##### Dataset
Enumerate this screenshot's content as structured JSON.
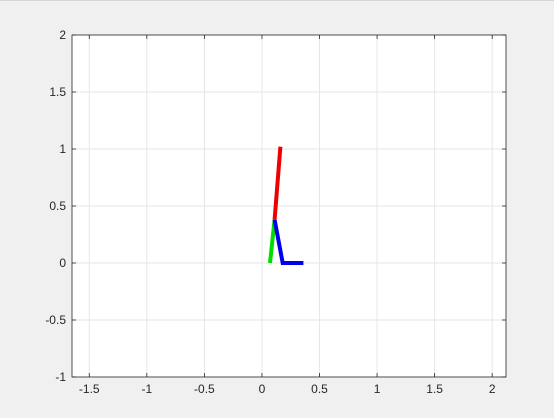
{
  "chart_data": {
    "type": "line",
    "title": "",
    "xlabel": "",
    "ylabel": "",
    "xlim": [
      -1.65,
      2.12
    ],
    "ylim": [
      -1,
      2
    ],
    "grid": true,
    "box": true,
    "x_ticks": [
      -1.5,
      -1,
      -0.5,
      0,
      0.5,
      1,
      1.5,
      2
    ],
    "x_tick_labels": [
      "-1.5",
      "-1",
      "-0.5",
      "0",
      "0.5",
      "1",
      "1.5",
      "2"
    ],
    "y_ticks": [
      2,
      1.5,
      1,
      0.5,
      0,
      -0.5,
      -1
    ],
    "y_tick_labels": [
      "2",
      "1.5",
      "1",
      "0.5",
      "0",
      "-0.5",
      "-1"
    ],
    "series": [
      {
        "color": "#00dd00",
        "x": [
          0.07,
          0.11
        ],
        "y": [
          0,
          0.38
        ]
      },
      {
        "color": "#0000ee",
        "x": [
          0.11,
          0.18,
          0.36
        ],
        "y": [
          0.38,
          0,
          0
        ]
      },
      {
        "color": "#ee0000",
        "x": [
          0.11,
          0.16
        ],
        "y": [
          0.38,
          1.02
        ]
      }
    ]
  }
}
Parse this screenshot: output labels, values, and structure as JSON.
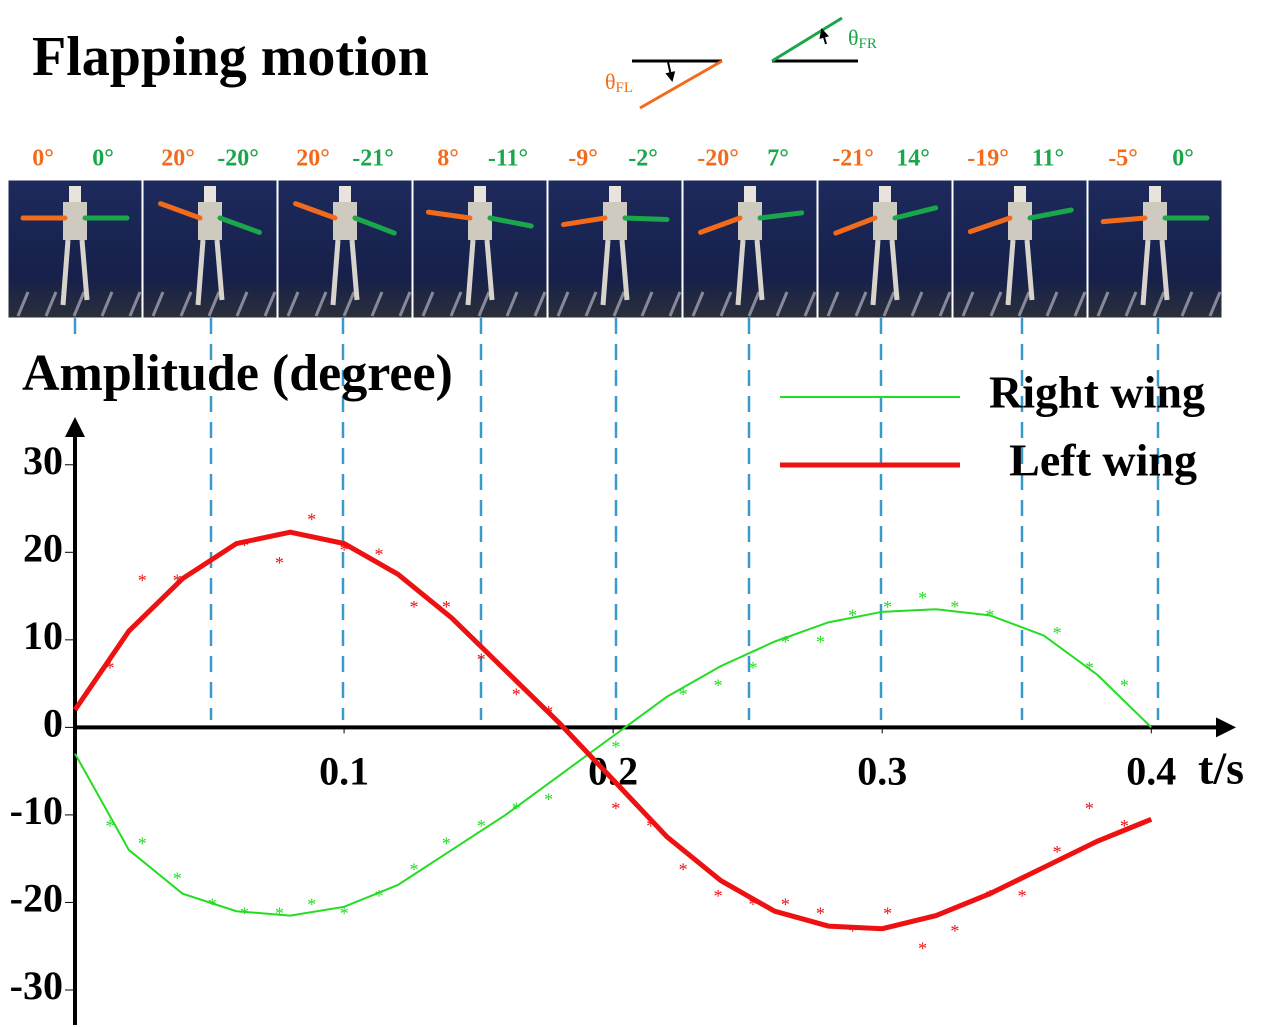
{
  "chart_data": {
    "type": "line",
    "title": "Flapping motion",
    "angle_symbols": [
      {
        "symbol": "θ",
        "sub": "FL"
      },
      {
        "symbol": "θ",
        "sub": "FR"
      }
    ],
    "frames": [
      {
        "left": "0°",
        "right": "0°"
      },
      {
        "left": "20°",
        "right": "-20°"
      },
      {
        "left": "20°",
        "right": "-21°"
      },
      {
        "left": "8°",
        "right": "-11°"
      },
      {
        "left": "-9°",
        "right": "-2°"
      },
      {
        "left": "-20°",
        "right": "7°"
      },
      {
        "left": "-21°",
        "right": "14°"
      },
      {
        "left": "-19°",
        "right": "11°"
      },
      {
        "left": "-5°",
        "right": "0°"
      }
    ],
    "y_label": "Amplitude (degree)",
    "x_label": "t/s",
    "xlim": [
      0,
      0.43
    ],
    "xticks": [
      0.1,
      0.2,
      0.3,
      0.4
    ],
    "ylim": [
      -34,
      35
    ],
    "yticks": [
      -30,
      -20,
      -10,
      0,
      10,
      20,
      30
    ],
    "series": [
      {
        "name": "Right wing",
        "color": "#22dd22",
        "width": 2,
        "x": [
          0,
          0.02,
          0.04,
          0.06,
          0.08,
          0.1,
          0.12,
          0.14,
          0.16,
          0.18,
          0.2,
          0.22,
          0.24,
          0.26,
          0.28,
          0.3,
          0.32,
          0.34,
          0.36,
          0.38,
          0.4
        ],
        "values": [
          -3,
          -14,
          -19,
          -21,
          -21.5,
          -20.5,
          -18,
          -14,
          -10,
          -5.5,
          -1,
          3.5,
          7,
          9.8,
          12,
          13.2,
          13.5,
          12.8,
          10.5,
          6,
          0
        ],
        "scatter": {
          "x": [
            0.013,
            0.025,
            0.038,
            0.051,
            0.063,
            0.076,
            0.088,
            0.1,
            0.113,
            0.126,
            0.138,
            0.151,
            0.164,
            0.176,
            0.201,
            0.226,
            0.239,
            0.252,
            0.264,
            0.277,
            0.289,
            0.302,
            0.315,
            0.327,
            0.34,
            0.365,
            0.377,
            0.39
          ],
          "values": [
            -11,
            -13,
            -17,
            -20,
            -21,
            -21,
            -20,
            -21,
            -19,
            -16,
            -13,
            -11,
            -9,
            -8,
            -2,
            4,
            5,
            7,
            10,
            10,
            13,
            14,
            15,
            14,
            13,
            11,
            7,
            5
          ]
        }
      },
      {
        "name": "Left wing",
        "color": "#ee1111",
        "width": 5,
        "x": [
          0,
          0.02,
          0.04,
          0.06,
          0.08,
          0.1,
          0.12,
          0.14,
          0.16,
          0.18,
          0.2,
          0.22,
          0.24,
          0.26,
          0.28,
          0.3,
          0.32,
          0.34,
          0.36,
          0.38,
          0.4
        ],
        "values": [
          2,
          11,
          17,
          21,
          22.3,
          21,
          17.5,
          12.5,
          6.5,
          0.5,
          -6,
          -12.5,
          -17.5,
          -21,
          -22.7,
          -23,
          -21.5,
          -19,
          -16,
          -13,
          -10.5
        ],
        "scatter": {
          "x": [
            0.013,
            0.025,
            0.038,
            0.063,
            0.076,
            0.088,
            0.1,
            0.113,
            0.126,
            0.138,
            0.151,
            0.164,
            0.176,
            0.201,
            0.214,
            0.226,
            0.239,
            0.252,
            0.264,
            0.277,
            0.289,
            0.302,
            0.315,
            0.327,
            0.34,
            0.352,
            0.365,
            0.377,
            0.39
          ],
          "values": [
            7,
            17,
            17,
            21,
            19,
            24,
            20.5,
            20,
            14,
            14,
            8,
            4,
            2,
            -9,
            -11,
            -16,
            -19,
            -20,
            -20,
            -21,
            -23,
            -21,
            -25,
            -23,
            -19,
            -19,
            -14,
            -9,
            -11
          ]
        }
      }
    ]
  }
}
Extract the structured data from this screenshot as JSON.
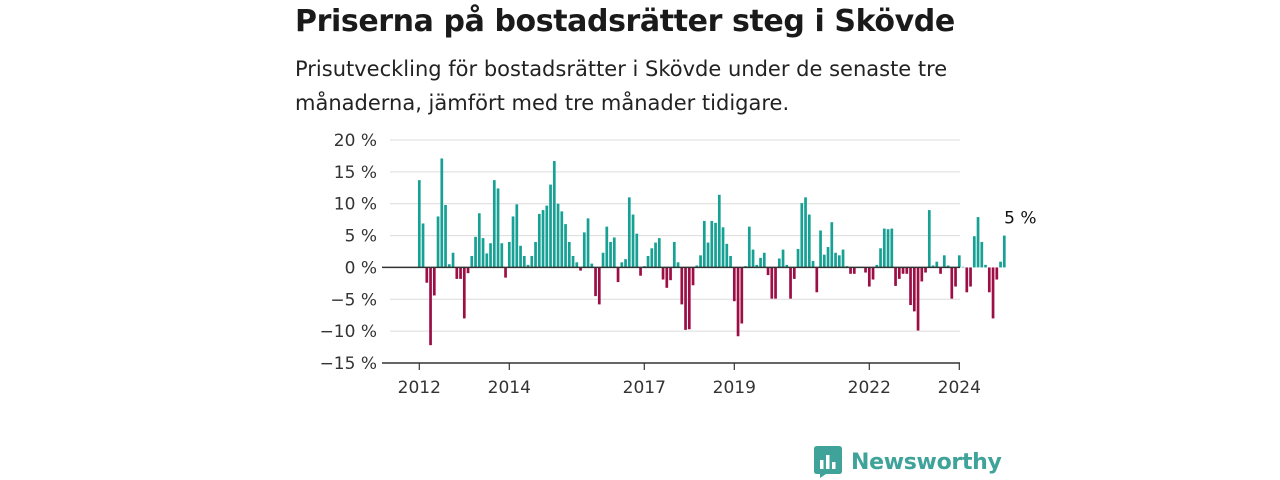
{
  "title": "Priserna på bostadsrätter steg i Skövde",
  "subtitle": "Prisutveckling för bostadsrätter i Skövde under de senaste tre månaderna, jämfört med tre månader tidigare.",
  "brand": {
    "name": "Newsworthy",
    "icon": "newsworthy-logo-icon",
    "color": "#3fa39a"
  },
  "colors": {
    "positive": "#17a194",
    "negative": "#9c0f45",
    "grid": "#dcdcdc",
    "zero_line": "#333333"
  },
  "chart_data": {
    "type": "bar",
    "title": "Priserna på bostadsrätter steg i Skövde",
    "subtitle": "Prisutveckling för bostadsrätter i Skövde under de senaste tre månaderna, jämfört med tre månader tidigare.",
    "xlabel": "",
    "ylabel": "",
    "ylim": [
      -15,
      20
    ],
    "y_ticks": [
      "20 %",
      "15 %",
      "10 %",
      "5 %",
      "0 %",
      "−5 %",
      "−10 %",
      "−15 %"
    ],
    "y_tick_values": [
      20,
      15,
      10,
      5,
      0,
      -5,
      -10,
      -15
    ],
    "x_ticks": [
      "2012",
      "2014",
      "2017",
      "2019",
      "2022",
      "2024"
    ],
    "x_tick_values": [
      2012,
      2014,
      2017,
      2019,
      2022,
      2024
    ],
    "grid": "horizontal",
    "legend": "none",
    "last_value_label": "5 %",
    "series": [
      {
        "start": "2012-01",
        "frequency": "monthly",
        "unit": "%",
        "values": [
          13.7,
          6.9,
          -2.4,
          -12.2,
          -4.4,
          8.0,
          17.1,
          9.8,
          0.5,
          2.3,
          -1.8,
          -1.8,
          -8.0,
          -0.9,
          1.8,
          4.8,
          8.5,
          4.6,
          2.2,
          3.8,
          13.7,
          12.4,
          3.8,
          -1.6,
          4.0,
          8.0,
          9.9,
          3.4,
          1.8,
          0.4,
          1.8,
          4.0,
          8.4,
          9.0,
          9.7,
          13.0,
          16.7,
          10.0,
          8.8,
          6.8,
          4.0,
          1.8,
          0.8,
          -0.5,
          5.5,
          7.7,
          0.6,
          -4.5,
          -5.8,
          2.3,
          6.4,
          4.0,
          4.7,
          -2.3,
          0.8,
          1.3,
          11.0,
          8.3,
          5.3,
          -1.3,
          0.2,
          1.8,
          3.0,
          3.9,
          4.6,
          -1.9,
          -3.2,
          -2.0,
          4.0,
          0.8,
          -5.8,
          -9.8,
          -9.7,
          -2.8,
          0.3,
          1.9,
          7.3,
          3.9,
          7.3,
          7.0,
          11.4,
          6.3,
          3.7,
          1.8,
          -5.3,
          -10.8,
          -8.8,
          0.2,
          6.4,
          2.8,
          0.4,
          1.5,
          2.3,
          -1.2,
          -4.9,
          -4.9,
          1.4,
          2.8,
          0.4,
          -4.9,
          -1.8,
          2.9,
          10.1,
          11.0,
          8.3,
          1.0,
          -3.9,
          5.8,
          2.0,
          3.2,
          7.1,
          2.3,
          1.9,
          2.8,
          0.2,
          -1.0,
          -1.0,
          0.1,
          0.1,
          -0.8,
          -3.0,
          -1.9,
          0.4,
          3.0,
          6.1,
          6.0,
          6.1,
          -2.9,
          -1.8,
          -1.0,
          -1.0,
          -5.9,
          -6.9,
          -9.9,
          -2.2,
          -0.8,
          9.0,
          0.3,
          0.9,
          -1.0,
          1.9,
          0.3,
          -4.9,
          -3.0,
          1.9,
          0.1,
          -3.9,
          -3.0,
          4.9,
          7.9,
          4.0,
          0.4,
          -3.9,
          -8.0,
          -1.9,
          0.9,
          5.0
        ]
      }
    ]
  }
}
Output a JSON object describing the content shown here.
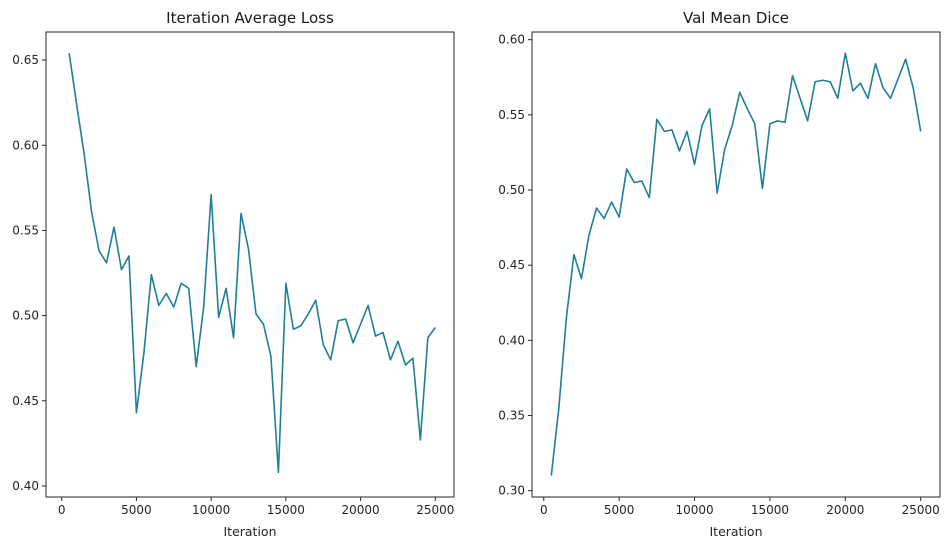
{
  "chart_data": [
    {
      "type": "line",
      "title": "Iteration Average Loss",
      "xlabel": "Iteration",
      "ylabel": "",
      "xlim": [
        -1050,
        26250
      ],
      "ylim": [
        0.3935,
        0.6665
      ],
      "xticks": [
        0,
        5000,
        10000,
        15000,
        20000,
        25000
      ],
      "xtick_labels": [
        "0",
        "5000",
        "10000",
        "15000",
        "20000",
        "25000"
      ],
      "yticks": [
        0.4,
        0.45,
        0.5,
        0.55,
        0.6,
        0.65
      ],
      "ytick_labels": [
        "0.40",
        "0.45",
        "0.50",
        "0.55",
        "0.60",
        "0.65"
      ],
      "grid": false,
      "color": "#1f7f99",
      "series": [
        {
          "x": [
            500,
            1000,
            1500,
            2000,
            2500,
            3000,
            3500,
            4000,
            4500,
            5000,
            5500,
            6000,
            6500,
            7000,
            7500,
            8000,
            8500,
            9000,
            9500,
            10000,
            10500,
            11000,
            11500,
            12000,
            12500,
            13000,
            13500,
            14000,
            14500,
            15000,
            15500,
            16000,
            16500,
            17000,
            17500,
            18000,
            18500,
            19000,
            19500,
            20000,
            20500,
            21000,
            21500,
            22000,
            22500,
            23000,
            23500,
            24000,
            24500,
            25000
          ],
          "y": [
            0.654,
            0.624,
            0.595,
            0.561,
            0.538,
            0.531,
            0.552,
            0.527,
            0.535,
            0.443,
            0.478,
            0.524,
            0.506,
            0.513,
            0.505,
            0.519,
            0.516,
            0.47,
            0.505,
            0.571,
            0.499,
            0.516,
            0.487,
            0.56,
            0.539,
            0.501,
            0.495,
            0.476,
            0.408,
            0.519,
            0.492,
            0.494,
            0.501,
            0.509,
            0.483,
            0.474,
            0.497,
            0.498,
            0.484,
            0.495,
            0.506,
            0.488,
            0.49,
            0.474,
            0.485,
            0.471,
            0.475,
            0.427,
            0.487,
            0.493
          ]
        }
      ]
    },
    {
      "type": "line",
      "title": "Val Mean Dice",
      "xlabel": "Iteration",
      "ylabel": "",
      "xlim": [
        -780,
        26280
      ],
      "ylim": [
        0.2958,
        0.6051
      ],
      "xticks": [
        0,
        5000,
        10000,
        15000,
        20000,
        25000
      ],
      "xtick_labels": [
        "0",
        "5000",
        "10000",
        "15000",
        "20000",
        "25000"
      ],
      "yticks": [
        0.3,
        0.35,
        0.4,
        0.45,
        0.5,
        0.55,
        0.6
      ],
      "ytick_labels": [
        "0.30",
        "0.35",
        "0.40",
        "0.45",
        "0.50",
        "0.55",
        "0.60"
      ],
      "grid": false,
      "color": "#1f7f99",
      "series": [
        {
          "x": [
            500,
            1000,
            1500,
            2000,
            2500,
            3000,
            3500,
            4000,
            4500,
            5000,
            5500,
            6000,
            6500,
            7000,
            7500,
            8000,
            8500,
            9000,
            9500,
            10000,
            10500,
            11000,
            11500,
            12000,
            12500,
            13000,
            13500,
            14000,
            14500,
            15000,
            15500,
            16000,
            16500,
            17000,
            17500,
            18000,
            18500,
            19000,
            19500,
            20000,
            20500,
            21000,
            21500,
            22000,
            22500,
            23000,
            23500,
            24000,
            24500,
            25000
          ],
          "y": [
            0.31,
            0.355,
            0.415,
            0.457,
            0.441,
            0.47,
            0.488,
            0.481,
            0.492,
            0.482,
            0.514,
            0.505,
            0.506,
            0.495,
            0.547,
            0.539,
            0.54,
            0.526,
            0.539,
            0.517,
            0.543,
            0.554,
            0.498,
            0.527,
            0.543,
            0.565,
            0.554,
            0.544,
            0.501,
            0.544,
            0.546,
            0.545,
            0.576,
            0.561,
            0.546,
            0.572,
            0.573,
            0.572,
            0.561,
            0.591,
            0.566,
            0.571,
            0.561,
            0.584,
            0.568,
            0.561,
            0.574,
            0.587,
            0.568,
            0.539
          ]
        }
      ]
    }
  ]
}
##########
== Task to complete ==
Pick out lines containing the word "subtitle", each one as written.

== Solution below ==
  "subtitle": "Prisutveckling för bostadsrätter i Skövde under de senaste tre månaderna, jämfört med tre månader tidigare.",
    "subtitle": "Prisutveckling för bostadsrätter i Skövde under de senaste tre månaderna, jämfört med tre månader tidigare.",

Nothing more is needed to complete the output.